TASK
Reproduce the passage on the Elemenstor cycle from "That is an intriguing" to "is certainly yes.", substituting "fan fiction" for "fanfic".
━━━━━ GIVEN TEXT
To the face of it, this might seem an absurd, koan-like claim. Of course there is an Elemenstor cycle. There are books, which are printed on paper, which I can hold in my hand. There is a Tycho Brahe who penned them (or had them penned on him?) What does it mean to say that a text created a reality? Does it mean that one morning Tycho Brahe thought to himself: "Gee, what if there were some all-encompassing fantasy cycle that contained, subsumed, pirated, and mimicked the conventions of the genre? What if I created this thing in the absence of an actual book, or better, asked the readers (even though there are no "readers") to create this thing themselves?"
That is an intriguing notion, because it stands our own notions of reality and illusion exactly backwards. Can there be fans when there is no fiction? Can there be fanfic without canon? Can there be spinoffs of nothing? The answer is certainly yes.
To do this, we must rely on the elucidation of Jean Baudrillard, particularly in his examination of the hyperspace of society being explicitly non-Euclidian. Baudrillard writes: "In the Euclidean space of history, the shortest path between two points is the straight line, the line of Progress and Democracy. But this is only true of the linear space of the Enlightenment." The application to the problematic notion of the simulcrated fantasy Elemenstor cycle is readily apparent. We have departed from the tyrannic, fascist Enlightenment causality into the Liberated Geometry of the postmodern universe. Of course we are free to have fans without fiction, fiction without fans, and the appearance of incoherence which is actually its own subtle form of humor. In every real sense, the creation of the Elemenstor cycle is the validation of everything Baudrillard writes, the final triumph of post-modernism over the zombie corpse of the modernist, Whig history.
━━━━━━━━━━
━━━━━ EXCERPTED RECORDS
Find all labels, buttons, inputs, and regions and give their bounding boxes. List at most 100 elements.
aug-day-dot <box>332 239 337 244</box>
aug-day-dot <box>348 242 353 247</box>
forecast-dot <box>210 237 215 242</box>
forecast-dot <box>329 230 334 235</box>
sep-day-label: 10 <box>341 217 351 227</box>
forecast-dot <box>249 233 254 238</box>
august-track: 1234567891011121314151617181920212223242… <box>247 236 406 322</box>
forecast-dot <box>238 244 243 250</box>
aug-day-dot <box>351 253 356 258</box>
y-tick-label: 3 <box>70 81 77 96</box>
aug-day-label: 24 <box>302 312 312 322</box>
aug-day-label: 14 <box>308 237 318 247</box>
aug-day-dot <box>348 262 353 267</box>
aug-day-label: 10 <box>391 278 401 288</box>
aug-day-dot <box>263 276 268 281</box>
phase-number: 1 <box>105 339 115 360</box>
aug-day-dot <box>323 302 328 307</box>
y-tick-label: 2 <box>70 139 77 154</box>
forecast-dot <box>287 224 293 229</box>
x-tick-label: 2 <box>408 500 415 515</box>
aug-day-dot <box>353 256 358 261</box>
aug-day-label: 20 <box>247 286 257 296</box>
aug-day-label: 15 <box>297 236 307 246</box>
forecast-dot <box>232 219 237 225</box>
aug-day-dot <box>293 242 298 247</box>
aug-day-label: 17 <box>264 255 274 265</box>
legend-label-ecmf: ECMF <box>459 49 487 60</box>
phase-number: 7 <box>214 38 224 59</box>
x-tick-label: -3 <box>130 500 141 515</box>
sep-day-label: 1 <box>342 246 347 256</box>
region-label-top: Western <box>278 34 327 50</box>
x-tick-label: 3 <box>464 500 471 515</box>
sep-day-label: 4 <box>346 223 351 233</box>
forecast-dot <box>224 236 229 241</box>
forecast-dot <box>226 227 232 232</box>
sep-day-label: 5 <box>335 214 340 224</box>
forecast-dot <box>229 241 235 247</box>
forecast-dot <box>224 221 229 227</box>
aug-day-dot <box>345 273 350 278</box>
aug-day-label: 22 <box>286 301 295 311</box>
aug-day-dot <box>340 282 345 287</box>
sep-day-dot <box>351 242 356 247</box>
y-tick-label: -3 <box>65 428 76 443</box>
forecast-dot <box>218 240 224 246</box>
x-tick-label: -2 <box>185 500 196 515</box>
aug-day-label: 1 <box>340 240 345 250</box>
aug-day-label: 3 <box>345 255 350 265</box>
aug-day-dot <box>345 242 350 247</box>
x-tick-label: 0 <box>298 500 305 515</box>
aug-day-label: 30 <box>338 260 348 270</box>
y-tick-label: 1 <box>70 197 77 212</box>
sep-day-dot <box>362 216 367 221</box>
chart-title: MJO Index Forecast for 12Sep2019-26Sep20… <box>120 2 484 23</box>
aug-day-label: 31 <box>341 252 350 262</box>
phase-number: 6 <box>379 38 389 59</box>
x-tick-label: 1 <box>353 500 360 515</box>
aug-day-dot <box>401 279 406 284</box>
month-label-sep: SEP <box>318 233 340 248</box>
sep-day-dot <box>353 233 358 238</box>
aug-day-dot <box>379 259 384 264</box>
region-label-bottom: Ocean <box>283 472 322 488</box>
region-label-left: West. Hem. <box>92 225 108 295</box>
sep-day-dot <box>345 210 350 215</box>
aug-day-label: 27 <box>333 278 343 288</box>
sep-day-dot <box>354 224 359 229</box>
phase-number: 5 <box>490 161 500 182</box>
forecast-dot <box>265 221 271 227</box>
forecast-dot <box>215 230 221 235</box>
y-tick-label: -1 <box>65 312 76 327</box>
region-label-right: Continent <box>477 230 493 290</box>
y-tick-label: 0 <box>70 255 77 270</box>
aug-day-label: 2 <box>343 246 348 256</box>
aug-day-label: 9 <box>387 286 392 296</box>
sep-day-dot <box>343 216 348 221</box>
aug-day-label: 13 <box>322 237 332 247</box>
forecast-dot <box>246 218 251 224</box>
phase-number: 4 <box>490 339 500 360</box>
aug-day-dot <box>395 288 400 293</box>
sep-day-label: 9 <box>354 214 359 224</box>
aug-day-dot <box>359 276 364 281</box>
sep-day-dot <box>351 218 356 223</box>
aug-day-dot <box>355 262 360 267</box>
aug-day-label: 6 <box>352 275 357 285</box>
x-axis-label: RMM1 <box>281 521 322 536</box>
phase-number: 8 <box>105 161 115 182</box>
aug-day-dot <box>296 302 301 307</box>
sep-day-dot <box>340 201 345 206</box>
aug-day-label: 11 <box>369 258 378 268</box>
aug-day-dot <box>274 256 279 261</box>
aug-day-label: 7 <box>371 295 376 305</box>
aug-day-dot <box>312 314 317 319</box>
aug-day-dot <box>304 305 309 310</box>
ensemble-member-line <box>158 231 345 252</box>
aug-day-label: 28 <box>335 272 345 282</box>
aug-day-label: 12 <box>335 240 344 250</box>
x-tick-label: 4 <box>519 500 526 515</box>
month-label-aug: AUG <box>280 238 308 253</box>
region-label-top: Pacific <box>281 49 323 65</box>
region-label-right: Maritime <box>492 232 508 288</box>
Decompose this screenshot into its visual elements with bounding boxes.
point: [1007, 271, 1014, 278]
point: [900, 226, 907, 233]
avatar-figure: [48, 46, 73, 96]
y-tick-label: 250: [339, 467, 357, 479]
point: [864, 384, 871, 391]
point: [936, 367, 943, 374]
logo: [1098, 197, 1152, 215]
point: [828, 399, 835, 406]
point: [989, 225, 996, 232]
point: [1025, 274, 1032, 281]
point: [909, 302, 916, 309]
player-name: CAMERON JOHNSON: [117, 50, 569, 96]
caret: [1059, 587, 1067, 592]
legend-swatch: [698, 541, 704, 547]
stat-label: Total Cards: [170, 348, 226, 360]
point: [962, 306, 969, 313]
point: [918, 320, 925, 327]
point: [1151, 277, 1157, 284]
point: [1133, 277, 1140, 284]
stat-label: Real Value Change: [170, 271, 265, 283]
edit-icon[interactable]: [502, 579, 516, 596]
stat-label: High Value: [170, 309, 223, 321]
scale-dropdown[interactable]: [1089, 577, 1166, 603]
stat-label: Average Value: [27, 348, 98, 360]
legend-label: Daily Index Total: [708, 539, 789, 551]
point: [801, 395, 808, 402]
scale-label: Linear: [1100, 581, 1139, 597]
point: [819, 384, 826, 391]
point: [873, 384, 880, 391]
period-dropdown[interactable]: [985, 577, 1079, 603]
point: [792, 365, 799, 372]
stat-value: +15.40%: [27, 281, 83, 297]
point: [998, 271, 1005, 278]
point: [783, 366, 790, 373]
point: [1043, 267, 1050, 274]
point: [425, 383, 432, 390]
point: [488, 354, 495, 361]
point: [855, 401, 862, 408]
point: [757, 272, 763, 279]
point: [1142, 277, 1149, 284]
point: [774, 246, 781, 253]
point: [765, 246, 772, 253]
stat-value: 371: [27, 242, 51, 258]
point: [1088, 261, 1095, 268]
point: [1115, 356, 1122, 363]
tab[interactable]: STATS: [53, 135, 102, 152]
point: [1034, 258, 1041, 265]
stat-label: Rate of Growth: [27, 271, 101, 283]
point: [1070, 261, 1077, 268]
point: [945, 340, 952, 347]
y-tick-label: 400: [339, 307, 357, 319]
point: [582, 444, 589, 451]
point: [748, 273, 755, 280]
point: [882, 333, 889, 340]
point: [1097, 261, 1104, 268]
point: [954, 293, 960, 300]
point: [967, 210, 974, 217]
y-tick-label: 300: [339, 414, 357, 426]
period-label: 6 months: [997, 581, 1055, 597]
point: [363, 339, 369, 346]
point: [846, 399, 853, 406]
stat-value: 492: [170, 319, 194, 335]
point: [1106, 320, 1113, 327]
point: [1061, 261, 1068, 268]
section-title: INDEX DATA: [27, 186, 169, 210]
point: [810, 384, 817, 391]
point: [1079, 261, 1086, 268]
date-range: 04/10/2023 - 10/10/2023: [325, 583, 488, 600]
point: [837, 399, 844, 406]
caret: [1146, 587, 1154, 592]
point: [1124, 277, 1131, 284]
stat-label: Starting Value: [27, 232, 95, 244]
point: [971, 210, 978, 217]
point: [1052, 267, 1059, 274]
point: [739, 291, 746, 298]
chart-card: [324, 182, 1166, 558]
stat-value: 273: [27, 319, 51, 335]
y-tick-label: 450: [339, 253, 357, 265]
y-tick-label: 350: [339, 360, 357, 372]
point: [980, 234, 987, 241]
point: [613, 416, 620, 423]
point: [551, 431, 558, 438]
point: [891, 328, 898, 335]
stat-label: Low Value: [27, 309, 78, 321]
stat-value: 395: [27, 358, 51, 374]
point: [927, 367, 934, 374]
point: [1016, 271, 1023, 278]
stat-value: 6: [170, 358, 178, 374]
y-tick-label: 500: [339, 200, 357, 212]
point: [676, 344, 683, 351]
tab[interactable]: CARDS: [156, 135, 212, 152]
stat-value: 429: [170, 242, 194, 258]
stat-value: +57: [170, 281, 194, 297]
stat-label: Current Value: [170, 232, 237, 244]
━━━━━━━━━━
TASK SOLUTION
That is an intriguing notion, because it stands our own notions of reality and illusion exactly backwards. Can there be fans when there is no fiction? Can there be fan fiction without canon? Can there be spinoffs of nothing? The answer is certainly yes.